■ **To be done**:
Reproduce every entry exactly, without alteration.

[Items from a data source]
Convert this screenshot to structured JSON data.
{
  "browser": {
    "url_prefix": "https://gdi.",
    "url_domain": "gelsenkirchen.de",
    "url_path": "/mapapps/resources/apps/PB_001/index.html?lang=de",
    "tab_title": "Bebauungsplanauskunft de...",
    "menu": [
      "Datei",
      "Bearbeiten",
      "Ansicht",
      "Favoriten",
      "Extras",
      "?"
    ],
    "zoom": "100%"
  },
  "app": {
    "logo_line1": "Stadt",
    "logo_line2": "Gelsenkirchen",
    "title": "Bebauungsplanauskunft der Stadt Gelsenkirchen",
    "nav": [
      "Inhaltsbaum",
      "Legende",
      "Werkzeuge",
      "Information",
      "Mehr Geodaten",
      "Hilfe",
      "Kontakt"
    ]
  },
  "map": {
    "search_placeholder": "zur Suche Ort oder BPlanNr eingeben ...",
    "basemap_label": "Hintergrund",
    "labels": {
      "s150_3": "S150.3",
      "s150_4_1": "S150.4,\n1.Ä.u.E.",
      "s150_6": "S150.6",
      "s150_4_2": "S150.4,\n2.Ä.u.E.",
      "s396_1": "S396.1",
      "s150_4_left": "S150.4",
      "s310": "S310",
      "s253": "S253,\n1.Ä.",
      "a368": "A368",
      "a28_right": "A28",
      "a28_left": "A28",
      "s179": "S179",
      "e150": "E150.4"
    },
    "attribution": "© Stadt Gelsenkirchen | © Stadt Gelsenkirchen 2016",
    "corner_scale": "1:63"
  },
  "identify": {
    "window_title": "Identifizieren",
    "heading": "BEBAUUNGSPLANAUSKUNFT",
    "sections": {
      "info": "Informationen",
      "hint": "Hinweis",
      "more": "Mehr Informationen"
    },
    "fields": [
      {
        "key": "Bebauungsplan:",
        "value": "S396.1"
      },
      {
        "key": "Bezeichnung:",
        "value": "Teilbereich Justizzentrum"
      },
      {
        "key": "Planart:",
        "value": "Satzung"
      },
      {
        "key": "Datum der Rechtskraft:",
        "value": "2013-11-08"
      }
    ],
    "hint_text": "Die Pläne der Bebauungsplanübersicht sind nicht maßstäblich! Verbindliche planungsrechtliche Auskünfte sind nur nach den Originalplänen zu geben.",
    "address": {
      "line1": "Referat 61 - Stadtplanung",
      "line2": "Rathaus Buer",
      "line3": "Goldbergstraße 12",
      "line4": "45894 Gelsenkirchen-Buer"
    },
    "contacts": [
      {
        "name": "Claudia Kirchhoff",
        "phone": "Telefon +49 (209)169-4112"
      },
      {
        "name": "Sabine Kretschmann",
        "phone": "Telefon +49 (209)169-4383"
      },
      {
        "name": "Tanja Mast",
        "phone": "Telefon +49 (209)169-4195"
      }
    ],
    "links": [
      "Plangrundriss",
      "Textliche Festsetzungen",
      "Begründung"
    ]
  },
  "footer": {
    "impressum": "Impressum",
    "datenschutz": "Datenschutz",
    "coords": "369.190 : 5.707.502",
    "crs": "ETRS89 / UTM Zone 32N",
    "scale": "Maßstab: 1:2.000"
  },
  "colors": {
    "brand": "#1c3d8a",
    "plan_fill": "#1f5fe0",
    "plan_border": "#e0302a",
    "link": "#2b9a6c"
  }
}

■ **The completed task**:
Convert this screenshot to structured JSON data.
{
  "browser": {
    "url_prefix": "https://gdi.",
    "url_domain": "gelsenkirchen.de",
    "url_path": "/mapapps/resources/apps/PB_001/index.html?lang=de",
    "tab_title": "Bebauungsplanauskunft de...",
    "menu": [
      "Datei",
      "Bearbeiten",
      "Ansicht",
      "Favoriten",
      "Extras",
      "?"
    ],
    "zoom": "100%"
  },
  "app": {
    "logo_line1": "Stadt",
    "logo_line2": "Gelsenkirchen",
    "title": "Bebauungsplanauskunft der Stadt Gelsenkirchen",
    "nav": [
      "Inhaltsbaum",
      "Legende",
      "Werkzeuge",
      "Information",
      "Mehr Geodaten",
      "Hilfe",
      "Kontakt"
    ]
  },
  "map": {
    "search_placeholder": "zur Suche Ort oder BPlanNr eingeben ...",
    "basemap_label": "Hintergrund",
    "labels": {
      "s150_3": "S150.3",
      "s150_4_1": "S150.4,\n1.Ä.u.E.",
      "s150_6": "S150.6",
      "s150_4_2": "S150.4,\n2.Ä.u.E.",
      "s396_1": "S396.1",
      "s150_4_left": "S150.4",
      "s310": "S310",
      "s253": "S253,\n1.Ä.",
      "a368": "A368",
      "a28_right": "A28",
      "a28_left": "A28",
      "s179": "S179",
      "e150": "E150.4"
    },
    "attribution": "© Stadt Gelsenkirchen | © Stadt Gelsenkirchen 2016",
    "corner_scale": "1:63"
  },
  "identify": {
    "window_title": "Identifizieren",
    "heading": "BEBAUUNGSPLANAUSKUNFT",
    "sections": {
      "info": "Informationen",
      "hint": "Hinweis",
      "more": "Mehr Informationen"
    },
    "fields": [
      {
        "key": "Bebauungsplan:",
        "value": "S396.1"
      },
      {
        "key": "Bezeichnung:",
        "value": "Teilbereich Justizzentrum"
      },
      {
        "key": "Planart:",
        "value": "Satzung"
      },
      {
        "key": "Datum der Rechtskraft:",
        "value": "2013-11-08"
      }
    ],
    "hint_text": "Die Pläne der Bebauungsplanübersicht sind nicht maßstäblich! Verbindliche planungsrechtliche Auskünfte sind nur nach den Originalplänen zu geben.",
    "address": {
      "line1": "Referat 61 - Stadtplanung",
      "line2": "Rathaus Buer",
      "line3": "Goldbergstraße 12",
      "line4": "45894 Gelsenkirchen-Buer"
    },
    "contacts": [
      {
        "name": "Claudia Kirchhoff",
        "phone": "Telefon +49 (209)169-4112"
      },
      {
        "name": "Sabine Kretschmann",
        "phone": "Telefon +49 (209)169-4383"
      },
      {
        "name": "Tanja Mast",
        "phone": "Telefon +49 (209)169-4195"
      }
    ],
    "links": [
      "Plangrundriss",
      "Textliche Festsetzungen",
      "Begründung"
    ]
  },
  "footer": {
    "impressum": "Impressum",
    "datenschutz": "Datenschutz",
    "coords": "369.190 : 5.707.502",
    "crs": "ETRS89 / UTM Zone 32N",
    "scale": "Maßstab: 1:2.000"
  },
  "colors": {
    "brand": "#1c3d8a",
    "plan_fill": "#1f5fe0",
    "plan_border": "#e0302a",
    "link": "#2b9a6c"
  }
}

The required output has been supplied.